What you should do
Check each line of the entries below for the string "from"; copy every line where it appears.

— Start Input material —

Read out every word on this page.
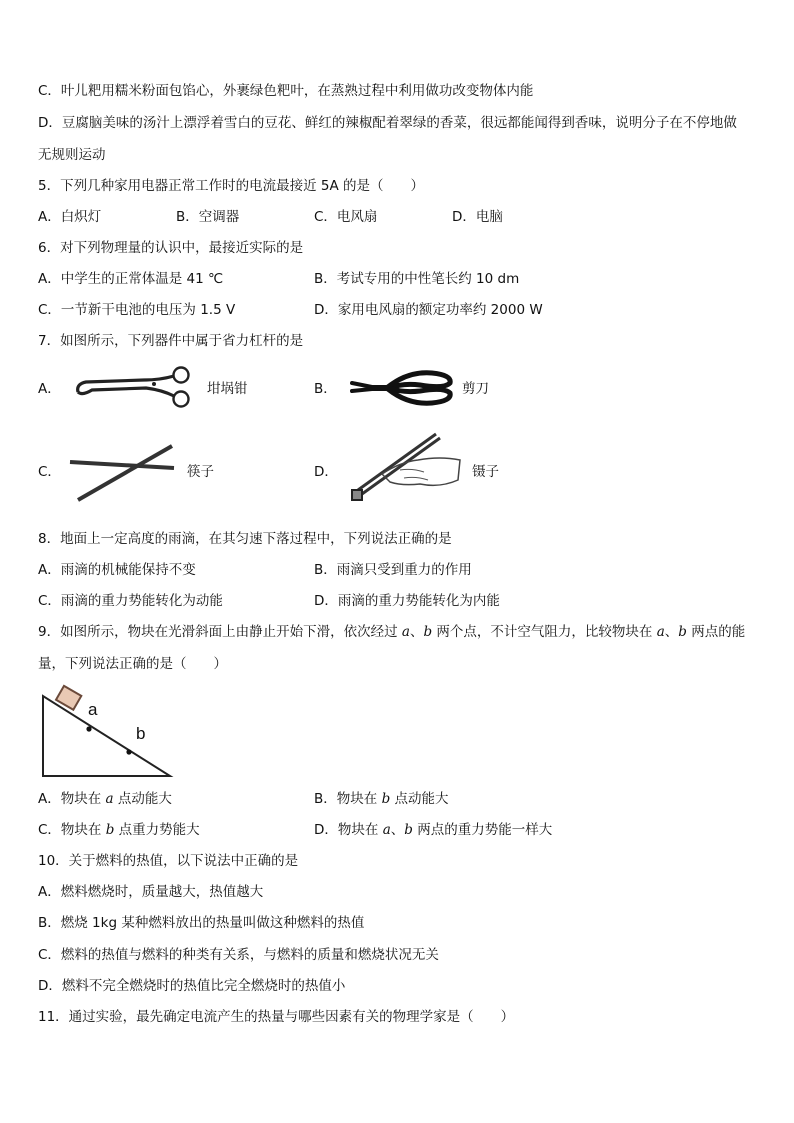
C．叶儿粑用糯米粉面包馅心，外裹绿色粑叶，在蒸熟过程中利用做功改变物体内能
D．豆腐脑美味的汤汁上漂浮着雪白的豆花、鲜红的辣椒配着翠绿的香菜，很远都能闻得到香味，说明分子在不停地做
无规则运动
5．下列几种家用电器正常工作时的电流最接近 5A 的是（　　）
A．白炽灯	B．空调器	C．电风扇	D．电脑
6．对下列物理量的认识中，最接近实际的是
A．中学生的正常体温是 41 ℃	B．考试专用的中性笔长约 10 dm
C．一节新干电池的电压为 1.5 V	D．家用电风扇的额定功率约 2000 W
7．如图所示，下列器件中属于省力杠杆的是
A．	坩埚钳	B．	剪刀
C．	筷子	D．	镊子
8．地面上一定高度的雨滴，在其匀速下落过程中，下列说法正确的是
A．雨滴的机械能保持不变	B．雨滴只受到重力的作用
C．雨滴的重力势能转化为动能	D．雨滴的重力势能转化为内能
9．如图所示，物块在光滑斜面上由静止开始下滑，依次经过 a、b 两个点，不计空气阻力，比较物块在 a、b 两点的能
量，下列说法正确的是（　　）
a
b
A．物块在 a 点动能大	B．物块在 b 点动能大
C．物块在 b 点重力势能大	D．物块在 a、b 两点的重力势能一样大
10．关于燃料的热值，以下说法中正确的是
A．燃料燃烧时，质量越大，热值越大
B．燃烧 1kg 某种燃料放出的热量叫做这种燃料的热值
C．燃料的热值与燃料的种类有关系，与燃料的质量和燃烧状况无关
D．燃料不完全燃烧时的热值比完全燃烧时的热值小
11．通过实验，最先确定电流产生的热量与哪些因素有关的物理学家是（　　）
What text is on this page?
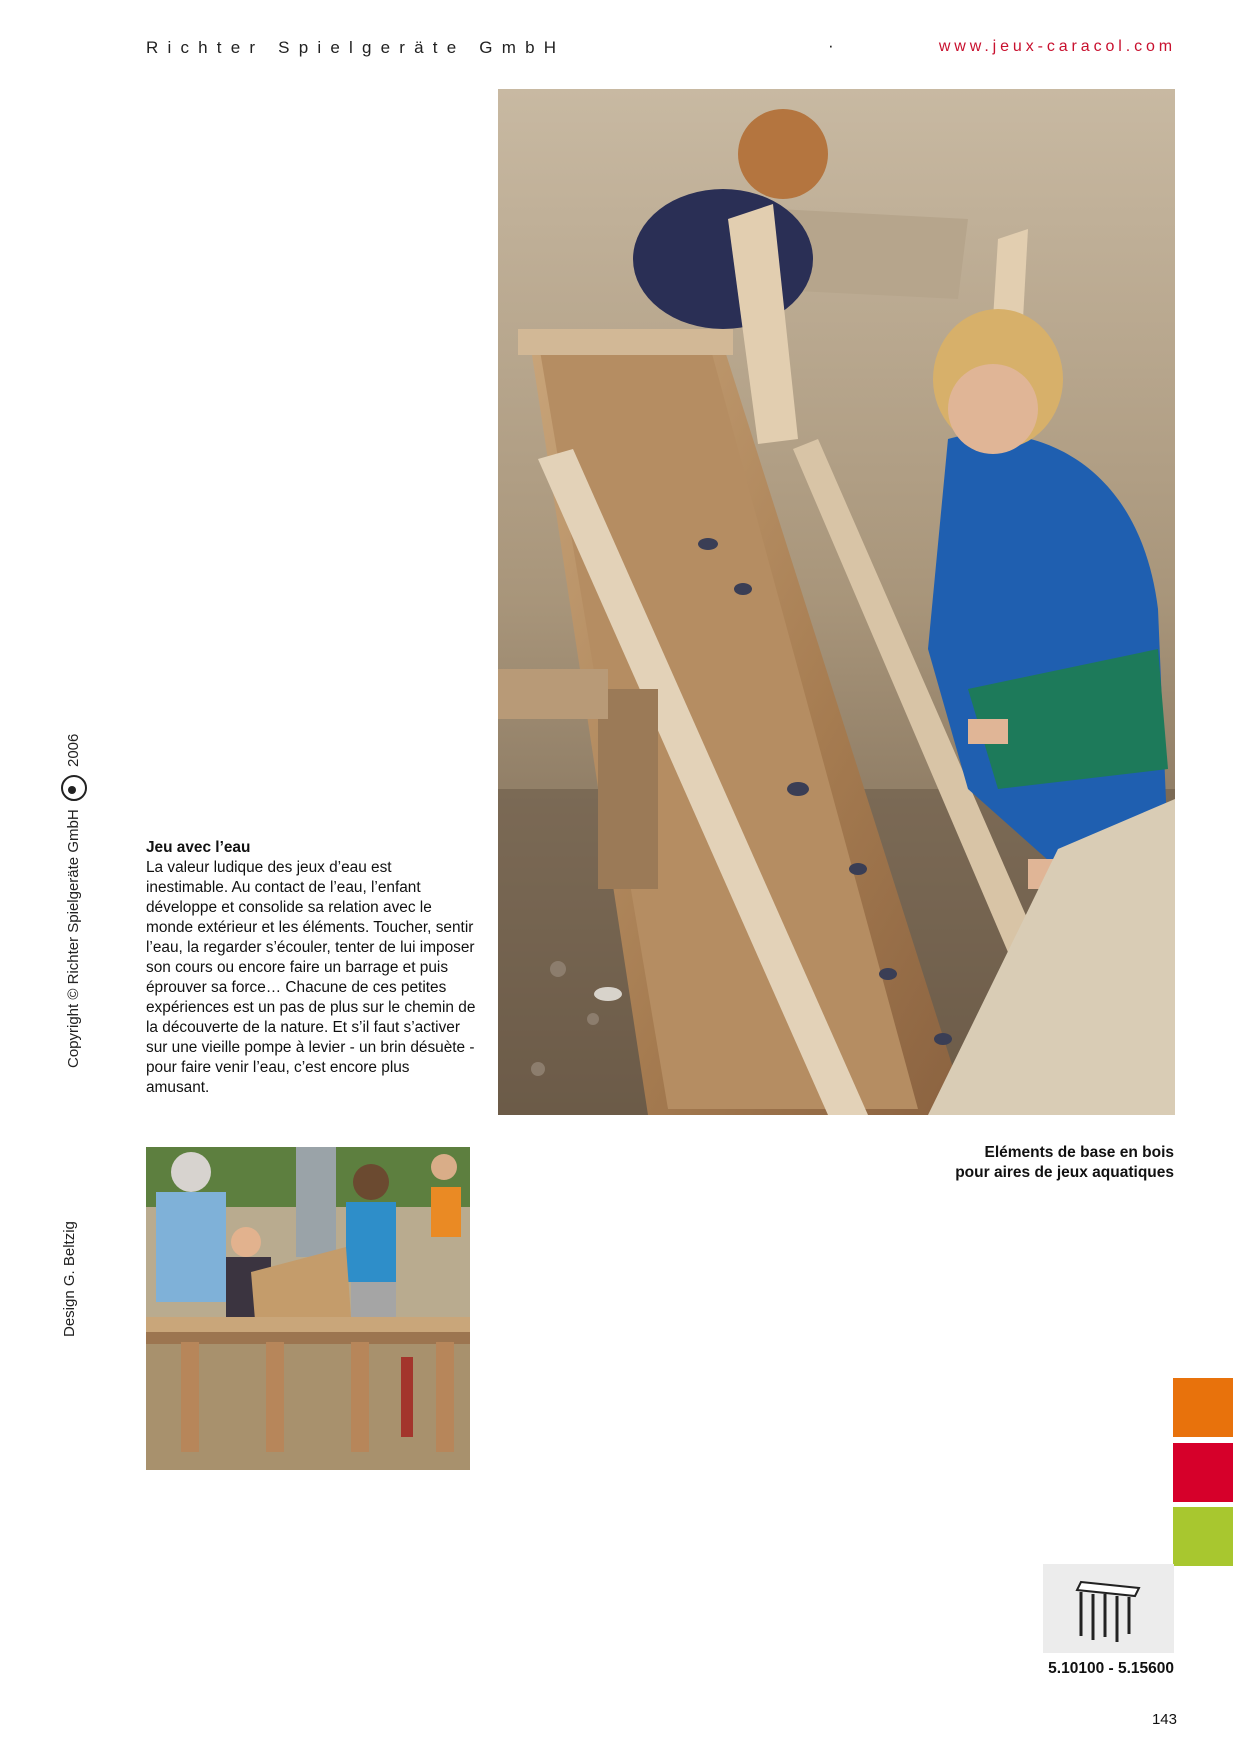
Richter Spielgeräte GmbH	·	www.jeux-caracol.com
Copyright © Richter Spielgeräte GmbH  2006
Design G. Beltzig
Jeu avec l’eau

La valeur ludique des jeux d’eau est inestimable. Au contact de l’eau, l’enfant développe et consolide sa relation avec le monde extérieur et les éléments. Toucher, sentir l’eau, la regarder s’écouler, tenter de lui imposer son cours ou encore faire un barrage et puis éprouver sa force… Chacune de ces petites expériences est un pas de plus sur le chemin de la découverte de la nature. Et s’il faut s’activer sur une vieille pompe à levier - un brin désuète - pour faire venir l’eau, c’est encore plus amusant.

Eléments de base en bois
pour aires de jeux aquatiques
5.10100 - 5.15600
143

— End Input material —
— Start Input material —

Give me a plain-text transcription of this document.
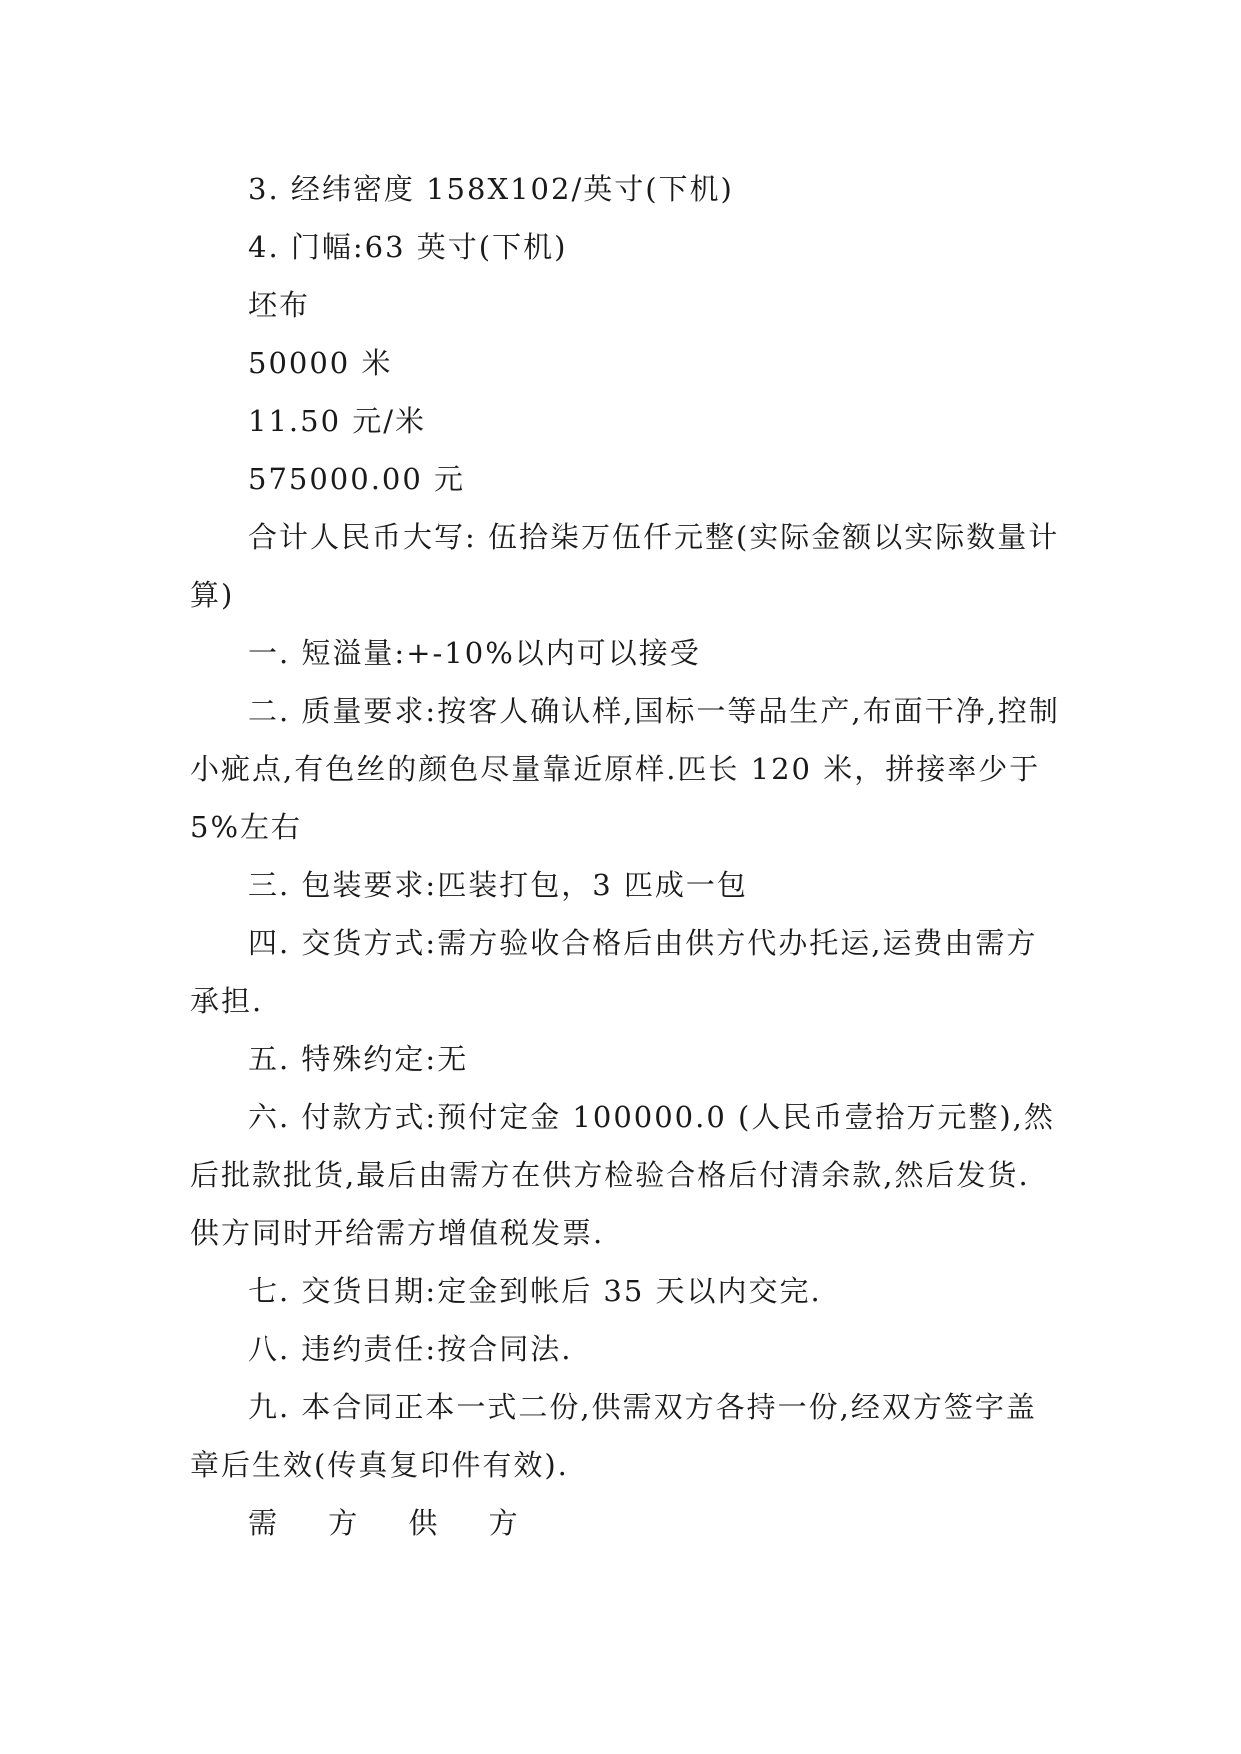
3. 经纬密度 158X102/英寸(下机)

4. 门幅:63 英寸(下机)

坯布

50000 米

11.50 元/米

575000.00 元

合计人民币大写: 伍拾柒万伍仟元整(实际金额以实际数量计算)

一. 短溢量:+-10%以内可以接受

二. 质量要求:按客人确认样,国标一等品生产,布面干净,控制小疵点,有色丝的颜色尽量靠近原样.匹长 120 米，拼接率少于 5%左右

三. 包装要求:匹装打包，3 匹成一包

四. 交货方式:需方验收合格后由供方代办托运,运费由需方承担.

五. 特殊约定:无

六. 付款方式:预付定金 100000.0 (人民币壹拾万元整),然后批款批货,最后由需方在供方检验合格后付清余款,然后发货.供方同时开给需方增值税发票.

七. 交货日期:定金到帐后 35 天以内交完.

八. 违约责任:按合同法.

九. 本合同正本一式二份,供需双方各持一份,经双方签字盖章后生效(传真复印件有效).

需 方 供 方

— End Input material —
— Start Input material —

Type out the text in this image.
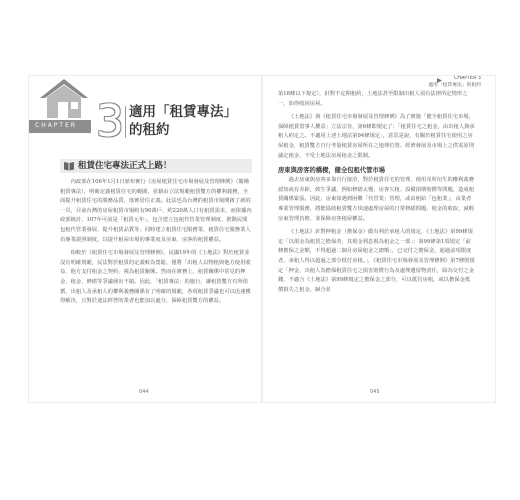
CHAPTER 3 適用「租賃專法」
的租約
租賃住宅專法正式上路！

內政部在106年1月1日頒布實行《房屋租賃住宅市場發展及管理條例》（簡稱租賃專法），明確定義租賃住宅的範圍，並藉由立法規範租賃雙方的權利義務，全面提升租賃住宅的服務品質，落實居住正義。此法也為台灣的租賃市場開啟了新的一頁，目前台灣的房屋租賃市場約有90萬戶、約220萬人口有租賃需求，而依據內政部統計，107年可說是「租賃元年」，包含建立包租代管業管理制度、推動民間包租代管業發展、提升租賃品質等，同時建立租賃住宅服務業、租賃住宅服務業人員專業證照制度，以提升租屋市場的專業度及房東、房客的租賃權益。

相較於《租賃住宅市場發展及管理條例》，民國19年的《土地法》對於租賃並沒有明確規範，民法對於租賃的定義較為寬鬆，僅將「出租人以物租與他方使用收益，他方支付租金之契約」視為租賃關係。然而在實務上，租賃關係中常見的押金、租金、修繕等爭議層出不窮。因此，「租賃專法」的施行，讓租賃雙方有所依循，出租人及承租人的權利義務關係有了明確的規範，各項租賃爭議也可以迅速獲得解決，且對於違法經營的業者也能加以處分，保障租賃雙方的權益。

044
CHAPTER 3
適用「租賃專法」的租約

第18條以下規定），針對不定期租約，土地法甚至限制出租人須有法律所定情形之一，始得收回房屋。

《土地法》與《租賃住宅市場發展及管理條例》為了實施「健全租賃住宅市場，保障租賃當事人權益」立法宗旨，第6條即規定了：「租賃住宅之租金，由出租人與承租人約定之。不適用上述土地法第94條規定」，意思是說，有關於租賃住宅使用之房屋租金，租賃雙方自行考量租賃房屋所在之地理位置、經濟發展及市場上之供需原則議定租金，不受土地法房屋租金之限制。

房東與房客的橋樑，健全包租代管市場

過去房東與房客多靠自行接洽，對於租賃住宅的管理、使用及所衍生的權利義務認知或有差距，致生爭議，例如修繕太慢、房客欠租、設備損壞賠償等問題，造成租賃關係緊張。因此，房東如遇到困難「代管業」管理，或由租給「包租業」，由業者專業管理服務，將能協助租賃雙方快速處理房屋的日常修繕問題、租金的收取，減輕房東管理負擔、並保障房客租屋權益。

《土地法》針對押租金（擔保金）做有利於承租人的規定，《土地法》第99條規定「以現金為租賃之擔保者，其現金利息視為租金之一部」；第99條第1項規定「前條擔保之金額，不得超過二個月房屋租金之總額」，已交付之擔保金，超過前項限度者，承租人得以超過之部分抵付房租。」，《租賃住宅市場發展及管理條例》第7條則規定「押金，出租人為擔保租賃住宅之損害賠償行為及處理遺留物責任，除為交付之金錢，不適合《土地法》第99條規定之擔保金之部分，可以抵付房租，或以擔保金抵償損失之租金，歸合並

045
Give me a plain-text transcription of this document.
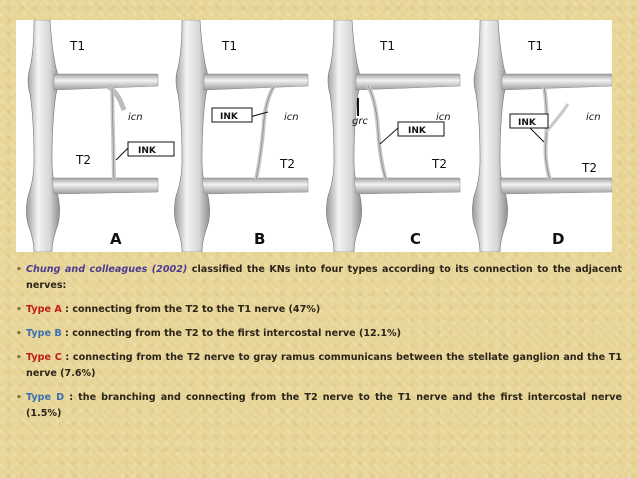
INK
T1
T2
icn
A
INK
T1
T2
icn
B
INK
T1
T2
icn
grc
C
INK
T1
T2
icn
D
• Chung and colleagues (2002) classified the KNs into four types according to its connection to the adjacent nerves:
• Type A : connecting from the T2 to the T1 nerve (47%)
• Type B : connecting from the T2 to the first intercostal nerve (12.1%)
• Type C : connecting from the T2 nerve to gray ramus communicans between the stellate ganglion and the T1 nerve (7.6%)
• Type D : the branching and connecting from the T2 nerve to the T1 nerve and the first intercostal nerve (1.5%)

— End Input material —

Answer
• Type A : connecting from the T2 to the T1 nerve (47%)
• Type B : connecting from the T2 to the first intercostal nerve (12.1%)
• Type C : connecting from the T2 nerve to gray ramus communicans between the stellate ganglion and the T1 nerve (7.6%)
• Type D : the branching and connecting from the T2 nerve to the T1 nerve and the first intercostal nerve (1.5%)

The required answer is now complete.